§ **Brief**
Below are some records. Say how many of their lines contain the string "tienen", and give nothing but the number.
— Start of Record list —
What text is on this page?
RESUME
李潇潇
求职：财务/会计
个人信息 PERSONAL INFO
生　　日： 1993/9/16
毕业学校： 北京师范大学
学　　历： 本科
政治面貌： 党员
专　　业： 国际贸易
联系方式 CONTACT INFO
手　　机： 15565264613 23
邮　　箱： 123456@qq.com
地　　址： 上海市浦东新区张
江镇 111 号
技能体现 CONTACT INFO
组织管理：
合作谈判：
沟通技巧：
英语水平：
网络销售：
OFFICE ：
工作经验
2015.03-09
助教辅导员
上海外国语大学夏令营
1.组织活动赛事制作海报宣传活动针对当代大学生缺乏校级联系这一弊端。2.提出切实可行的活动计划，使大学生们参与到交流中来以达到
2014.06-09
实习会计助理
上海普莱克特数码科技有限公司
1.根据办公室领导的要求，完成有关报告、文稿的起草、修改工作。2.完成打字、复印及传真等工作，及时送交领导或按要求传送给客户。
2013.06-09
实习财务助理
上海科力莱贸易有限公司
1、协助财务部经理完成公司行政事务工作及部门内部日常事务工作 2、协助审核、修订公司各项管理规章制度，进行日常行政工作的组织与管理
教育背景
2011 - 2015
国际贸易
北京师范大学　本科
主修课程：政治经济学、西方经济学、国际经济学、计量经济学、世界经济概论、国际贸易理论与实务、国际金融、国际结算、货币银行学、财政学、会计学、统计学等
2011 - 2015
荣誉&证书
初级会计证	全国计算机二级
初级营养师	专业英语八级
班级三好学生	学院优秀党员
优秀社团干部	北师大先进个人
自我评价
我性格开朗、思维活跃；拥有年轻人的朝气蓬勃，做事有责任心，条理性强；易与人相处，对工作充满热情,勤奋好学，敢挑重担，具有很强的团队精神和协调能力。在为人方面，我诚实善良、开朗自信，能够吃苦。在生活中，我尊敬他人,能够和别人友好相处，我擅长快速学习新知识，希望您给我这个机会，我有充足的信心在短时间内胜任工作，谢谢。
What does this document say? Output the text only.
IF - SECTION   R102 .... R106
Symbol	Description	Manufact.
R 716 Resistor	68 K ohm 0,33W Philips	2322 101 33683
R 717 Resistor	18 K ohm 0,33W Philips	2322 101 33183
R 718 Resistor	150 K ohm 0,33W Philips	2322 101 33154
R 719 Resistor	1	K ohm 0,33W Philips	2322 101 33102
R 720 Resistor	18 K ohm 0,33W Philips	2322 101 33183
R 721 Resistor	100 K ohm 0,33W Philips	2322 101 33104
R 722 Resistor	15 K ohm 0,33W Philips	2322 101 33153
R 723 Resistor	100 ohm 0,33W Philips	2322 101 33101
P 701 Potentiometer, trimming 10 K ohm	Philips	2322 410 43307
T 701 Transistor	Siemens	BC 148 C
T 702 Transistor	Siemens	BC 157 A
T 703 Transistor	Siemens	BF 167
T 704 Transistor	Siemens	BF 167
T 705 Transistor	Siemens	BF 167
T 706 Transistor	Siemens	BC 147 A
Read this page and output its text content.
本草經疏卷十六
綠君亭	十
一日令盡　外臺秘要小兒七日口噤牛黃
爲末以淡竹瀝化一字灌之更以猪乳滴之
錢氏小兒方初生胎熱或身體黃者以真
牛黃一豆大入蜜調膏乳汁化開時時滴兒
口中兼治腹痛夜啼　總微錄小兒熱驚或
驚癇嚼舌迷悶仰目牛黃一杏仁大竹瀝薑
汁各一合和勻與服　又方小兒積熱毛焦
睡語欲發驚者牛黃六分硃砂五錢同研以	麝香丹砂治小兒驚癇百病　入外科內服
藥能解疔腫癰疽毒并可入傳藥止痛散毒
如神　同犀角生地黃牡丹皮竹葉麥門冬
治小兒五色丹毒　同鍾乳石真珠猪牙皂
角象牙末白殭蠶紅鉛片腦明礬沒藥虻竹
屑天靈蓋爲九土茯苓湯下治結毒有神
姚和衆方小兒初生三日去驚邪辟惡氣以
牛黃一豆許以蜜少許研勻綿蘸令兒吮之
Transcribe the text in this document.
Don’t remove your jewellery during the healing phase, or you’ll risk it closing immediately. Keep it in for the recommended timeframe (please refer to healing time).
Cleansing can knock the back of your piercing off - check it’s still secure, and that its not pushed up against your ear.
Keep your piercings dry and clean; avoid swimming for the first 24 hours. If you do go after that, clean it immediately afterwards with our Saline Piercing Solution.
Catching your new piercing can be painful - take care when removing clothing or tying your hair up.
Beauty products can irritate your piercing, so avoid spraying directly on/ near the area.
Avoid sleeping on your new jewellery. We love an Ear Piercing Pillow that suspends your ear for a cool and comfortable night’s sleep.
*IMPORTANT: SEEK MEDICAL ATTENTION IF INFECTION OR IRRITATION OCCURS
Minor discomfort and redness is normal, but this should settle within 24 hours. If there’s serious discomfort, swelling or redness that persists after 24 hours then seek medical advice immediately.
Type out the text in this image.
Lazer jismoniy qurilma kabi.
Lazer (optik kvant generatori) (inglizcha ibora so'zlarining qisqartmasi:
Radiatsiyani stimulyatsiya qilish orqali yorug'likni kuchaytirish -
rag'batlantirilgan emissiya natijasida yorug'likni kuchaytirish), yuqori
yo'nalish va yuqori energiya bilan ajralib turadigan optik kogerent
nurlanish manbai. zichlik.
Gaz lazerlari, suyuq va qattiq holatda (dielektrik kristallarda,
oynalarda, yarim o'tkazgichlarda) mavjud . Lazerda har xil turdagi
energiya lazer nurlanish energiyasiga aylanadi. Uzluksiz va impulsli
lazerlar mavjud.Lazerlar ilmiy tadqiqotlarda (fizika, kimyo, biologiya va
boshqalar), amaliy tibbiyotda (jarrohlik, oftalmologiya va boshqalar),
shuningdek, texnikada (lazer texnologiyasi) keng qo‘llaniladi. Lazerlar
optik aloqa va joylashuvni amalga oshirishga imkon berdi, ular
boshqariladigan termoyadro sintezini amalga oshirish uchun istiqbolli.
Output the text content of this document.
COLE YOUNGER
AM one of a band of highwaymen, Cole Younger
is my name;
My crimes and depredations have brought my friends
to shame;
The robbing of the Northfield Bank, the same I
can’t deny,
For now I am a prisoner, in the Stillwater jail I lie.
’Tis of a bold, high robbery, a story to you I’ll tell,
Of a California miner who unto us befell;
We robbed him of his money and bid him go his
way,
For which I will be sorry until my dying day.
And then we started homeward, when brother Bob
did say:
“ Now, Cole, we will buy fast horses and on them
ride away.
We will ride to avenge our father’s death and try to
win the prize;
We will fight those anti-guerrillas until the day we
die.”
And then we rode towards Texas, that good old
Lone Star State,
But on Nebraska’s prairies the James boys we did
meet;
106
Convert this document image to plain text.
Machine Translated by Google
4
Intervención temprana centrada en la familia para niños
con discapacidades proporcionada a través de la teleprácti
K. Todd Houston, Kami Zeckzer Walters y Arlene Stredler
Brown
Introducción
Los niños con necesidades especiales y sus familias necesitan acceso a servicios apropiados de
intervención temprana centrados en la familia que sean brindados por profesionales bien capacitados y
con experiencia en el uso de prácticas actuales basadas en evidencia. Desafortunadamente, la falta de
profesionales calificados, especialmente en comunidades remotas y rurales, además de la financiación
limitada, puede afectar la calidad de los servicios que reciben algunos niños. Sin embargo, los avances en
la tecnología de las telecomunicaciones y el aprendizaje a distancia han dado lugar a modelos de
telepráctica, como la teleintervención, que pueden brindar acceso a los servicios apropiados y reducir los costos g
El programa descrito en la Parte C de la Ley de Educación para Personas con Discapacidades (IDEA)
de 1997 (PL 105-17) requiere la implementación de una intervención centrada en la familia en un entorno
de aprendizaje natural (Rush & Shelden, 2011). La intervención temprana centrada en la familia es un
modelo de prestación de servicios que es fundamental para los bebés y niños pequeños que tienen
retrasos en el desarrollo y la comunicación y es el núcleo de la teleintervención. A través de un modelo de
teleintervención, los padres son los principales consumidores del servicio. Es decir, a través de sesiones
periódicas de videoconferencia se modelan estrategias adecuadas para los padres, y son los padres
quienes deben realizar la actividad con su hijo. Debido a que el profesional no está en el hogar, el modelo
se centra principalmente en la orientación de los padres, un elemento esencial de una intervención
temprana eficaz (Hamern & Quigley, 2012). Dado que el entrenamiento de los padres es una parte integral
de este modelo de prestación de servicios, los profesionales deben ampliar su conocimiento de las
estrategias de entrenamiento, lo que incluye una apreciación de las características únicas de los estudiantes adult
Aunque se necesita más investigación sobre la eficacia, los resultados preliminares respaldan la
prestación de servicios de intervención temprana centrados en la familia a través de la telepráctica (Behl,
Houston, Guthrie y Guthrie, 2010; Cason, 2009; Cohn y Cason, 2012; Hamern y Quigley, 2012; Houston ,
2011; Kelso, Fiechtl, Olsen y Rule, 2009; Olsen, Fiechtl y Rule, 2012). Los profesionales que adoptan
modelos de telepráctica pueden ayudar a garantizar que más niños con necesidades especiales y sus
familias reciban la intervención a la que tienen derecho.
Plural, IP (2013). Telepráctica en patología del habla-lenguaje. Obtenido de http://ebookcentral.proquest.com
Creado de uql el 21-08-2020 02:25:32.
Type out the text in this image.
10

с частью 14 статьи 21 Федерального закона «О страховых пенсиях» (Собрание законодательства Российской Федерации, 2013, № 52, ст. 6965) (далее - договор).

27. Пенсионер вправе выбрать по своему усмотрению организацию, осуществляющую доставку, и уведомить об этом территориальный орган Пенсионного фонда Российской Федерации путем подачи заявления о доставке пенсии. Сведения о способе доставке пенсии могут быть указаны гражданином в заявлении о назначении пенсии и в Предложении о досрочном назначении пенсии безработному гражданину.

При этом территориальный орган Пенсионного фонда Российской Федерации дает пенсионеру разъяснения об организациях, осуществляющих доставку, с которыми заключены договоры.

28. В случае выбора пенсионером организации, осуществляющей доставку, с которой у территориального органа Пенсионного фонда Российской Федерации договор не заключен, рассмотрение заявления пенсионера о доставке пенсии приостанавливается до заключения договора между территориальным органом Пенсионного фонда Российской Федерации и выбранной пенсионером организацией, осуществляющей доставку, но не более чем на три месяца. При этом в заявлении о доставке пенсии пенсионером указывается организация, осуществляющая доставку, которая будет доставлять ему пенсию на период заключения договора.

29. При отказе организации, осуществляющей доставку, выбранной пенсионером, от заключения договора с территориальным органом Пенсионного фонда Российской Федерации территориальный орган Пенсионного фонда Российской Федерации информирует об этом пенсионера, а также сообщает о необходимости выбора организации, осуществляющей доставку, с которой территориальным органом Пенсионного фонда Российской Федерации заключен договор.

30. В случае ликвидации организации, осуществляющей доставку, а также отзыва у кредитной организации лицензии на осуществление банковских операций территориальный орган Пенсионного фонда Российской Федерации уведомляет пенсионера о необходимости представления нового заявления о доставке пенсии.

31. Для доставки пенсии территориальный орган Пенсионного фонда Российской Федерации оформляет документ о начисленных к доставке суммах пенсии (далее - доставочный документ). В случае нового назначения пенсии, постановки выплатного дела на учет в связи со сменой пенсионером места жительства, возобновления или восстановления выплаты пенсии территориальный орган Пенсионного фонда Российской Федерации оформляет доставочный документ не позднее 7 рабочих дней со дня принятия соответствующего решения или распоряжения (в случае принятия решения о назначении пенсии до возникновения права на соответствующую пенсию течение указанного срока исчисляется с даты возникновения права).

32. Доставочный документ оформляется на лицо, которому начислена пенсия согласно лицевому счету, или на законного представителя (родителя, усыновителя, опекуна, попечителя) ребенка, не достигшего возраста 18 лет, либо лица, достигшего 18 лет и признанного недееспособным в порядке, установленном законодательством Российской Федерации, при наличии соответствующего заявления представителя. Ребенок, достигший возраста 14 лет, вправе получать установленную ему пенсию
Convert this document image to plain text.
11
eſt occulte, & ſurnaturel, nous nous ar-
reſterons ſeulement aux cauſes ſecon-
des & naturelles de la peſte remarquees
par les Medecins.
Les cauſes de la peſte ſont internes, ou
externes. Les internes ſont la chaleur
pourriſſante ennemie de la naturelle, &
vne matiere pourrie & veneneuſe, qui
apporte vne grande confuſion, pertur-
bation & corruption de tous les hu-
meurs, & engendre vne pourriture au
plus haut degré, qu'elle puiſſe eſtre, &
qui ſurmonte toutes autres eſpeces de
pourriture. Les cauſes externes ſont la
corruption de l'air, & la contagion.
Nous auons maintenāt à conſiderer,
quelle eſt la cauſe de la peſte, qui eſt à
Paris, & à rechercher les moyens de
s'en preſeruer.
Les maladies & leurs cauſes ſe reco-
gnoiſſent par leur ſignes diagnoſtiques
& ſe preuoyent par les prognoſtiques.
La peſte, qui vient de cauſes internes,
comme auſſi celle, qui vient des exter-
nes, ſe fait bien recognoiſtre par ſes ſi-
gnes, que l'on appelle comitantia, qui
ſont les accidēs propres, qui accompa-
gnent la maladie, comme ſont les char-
— End of Record list —
§ **Result for this task**
2